═══ RECORDS TO PROCESS

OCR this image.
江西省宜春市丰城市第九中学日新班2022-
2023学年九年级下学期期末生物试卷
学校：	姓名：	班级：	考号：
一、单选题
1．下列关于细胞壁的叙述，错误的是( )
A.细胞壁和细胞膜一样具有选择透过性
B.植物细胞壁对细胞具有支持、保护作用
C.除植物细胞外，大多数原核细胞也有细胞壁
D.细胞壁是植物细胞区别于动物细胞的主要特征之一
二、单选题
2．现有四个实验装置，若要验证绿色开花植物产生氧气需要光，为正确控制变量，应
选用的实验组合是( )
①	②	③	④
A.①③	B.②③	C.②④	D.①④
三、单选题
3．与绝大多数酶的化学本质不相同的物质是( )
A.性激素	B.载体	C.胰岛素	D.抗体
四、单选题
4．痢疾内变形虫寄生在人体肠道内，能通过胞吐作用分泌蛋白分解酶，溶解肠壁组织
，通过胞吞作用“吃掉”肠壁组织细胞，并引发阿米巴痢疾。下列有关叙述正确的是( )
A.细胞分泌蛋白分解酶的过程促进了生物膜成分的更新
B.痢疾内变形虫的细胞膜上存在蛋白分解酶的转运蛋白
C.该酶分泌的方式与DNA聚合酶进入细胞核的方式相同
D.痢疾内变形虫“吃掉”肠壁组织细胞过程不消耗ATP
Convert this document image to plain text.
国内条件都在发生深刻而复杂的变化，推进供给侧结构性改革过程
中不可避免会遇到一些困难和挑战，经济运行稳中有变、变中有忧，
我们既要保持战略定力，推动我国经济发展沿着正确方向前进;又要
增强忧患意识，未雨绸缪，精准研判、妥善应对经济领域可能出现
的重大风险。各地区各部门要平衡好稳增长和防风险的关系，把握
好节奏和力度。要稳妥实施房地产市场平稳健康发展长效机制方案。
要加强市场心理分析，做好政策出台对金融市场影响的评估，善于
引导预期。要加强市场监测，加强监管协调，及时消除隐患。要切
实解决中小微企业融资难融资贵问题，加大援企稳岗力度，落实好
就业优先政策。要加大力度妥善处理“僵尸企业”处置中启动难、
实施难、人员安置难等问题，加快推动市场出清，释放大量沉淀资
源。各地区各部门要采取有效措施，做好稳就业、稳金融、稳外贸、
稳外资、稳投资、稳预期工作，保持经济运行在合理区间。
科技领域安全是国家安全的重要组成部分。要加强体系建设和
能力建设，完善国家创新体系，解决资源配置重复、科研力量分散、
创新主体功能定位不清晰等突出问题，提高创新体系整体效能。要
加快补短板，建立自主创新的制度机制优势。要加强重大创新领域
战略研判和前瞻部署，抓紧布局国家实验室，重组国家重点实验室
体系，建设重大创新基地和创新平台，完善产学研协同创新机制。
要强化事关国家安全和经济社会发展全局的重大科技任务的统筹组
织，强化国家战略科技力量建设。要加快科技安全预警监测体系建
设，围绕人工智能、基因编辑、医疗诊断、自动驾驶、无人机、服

══════

● **TASK PROMPT**
Write out the whole listing again, exactly as it stands.

● **RESULT OF THIS EXERCISE**
OCR this image.
江西省宜春市丰城市第九中学日新班2022-
2023学年九年级下学期期末生物试卷
学校：	姓名：	班级：	考号：
一、单选题
1．下列关于细胞壁的叙述，错误的是( )
A.细胞壁和细胞膜一样具有选择透过性
B.植物细胞壁对细胞具有支持、保护作用
C.除植物细胞外，大多数原核细胞也有细胞壁
D.细胞壁是植物细胞区别于动物细胞的主要特征之一
二、单选题
2．现有四个实验装置，若要验证绿色开花植物产生氧气需要光，为正确控制变量，应
选用的实验组合是( )
①	②	③	④
A.①③	B.②③	C.②④	D.①④
三、单选题
3．与绝大多数酶的化学本质不相同的物质是( )
A.性激素	B.载体	C.胰岛素	D.抗体
四、单选题
4．痢疾内变形虫寄生在人体肠道内，能通过胞吐作用分泌蛋白分解酶，溶解肠壁组织
，通过胞吞作用“吃掉”肠壁组织细胞，并引发阿米巴痢疾。下列有关叙述正确的是( )
A.细胞分泌蛋白分解酶的过程促进了生物膜成分的更新
B.痢疾内变形虫的细胞膜上存在蛋白分解酶的转运蛋白
C.该酶分泌的方式与DNA聚合酶进入细胞核的方式相同
D.痢疾内变形虫“吃掉”肠壁组织细胞过程不消耗ATP
Convert this document image to plain text.
国内条件都在发生深刻而复杂的变化，推进供给侧结构性改革过程
中不可避免会遇到一些困难和挑战，经济运行稳中有变、变中有忧，
我们既要保持战略定力，推动我国经济发展沿着正确方向前进;又要
增强忧患意识，未雨绸缪，精准研判、妥善应对经济领域可能出现
的重大风险。各地区各部门要平衡好稳增长和防风险的关系，把握
好节奏和力度。要稳妥实施房地产市场平稳健康发展长效机制方案。
要加强市场心理分析，做好政策出台对金融市场影响的评估，善于
引导预期。要加强市场监测，加强监管协调，及时消除隐患。要切
实解决中小微企业融资难融资贵问题，加大援企稳岗力度，落实好
就业优先政策。要加大力度妥善处理“僵尸企业”处置中启动难、
实施难、人员安置难等问题，加快推动市场出清，释放大量沉淀资
源。各地区各部门要采取有效措施，做好稳就业、稳金融、稳外贸、
稳外资、稳投资、稳预期工作，保持经济运行在合理区间。
科技领域安全是国家安全的重要组成部分。要加强体系建设和
能力建设，完善国家创新体系，解决资源配置重复、科研力量分散、
创新主体功能定位不清晰等突出问题，提高创新体系整体效能。要
加快补短板，建立自主创新的制度机制优势。要加强重大创新领域
战略研判和前瞻部署，抓紧布局国家实验室，重组国家重点实验室
体系，建设重大创新基地和创新平台，完善产学研协同创新机制。
要强化事关国家安全和经济社会发展全局的重大科技任务的统筹组
织，强化国家战略科技力量建设。要加快科技安全预警监测体系建
设，围绕人工智能、基因编辑、医疗诊断、自动驾驶、无人机、服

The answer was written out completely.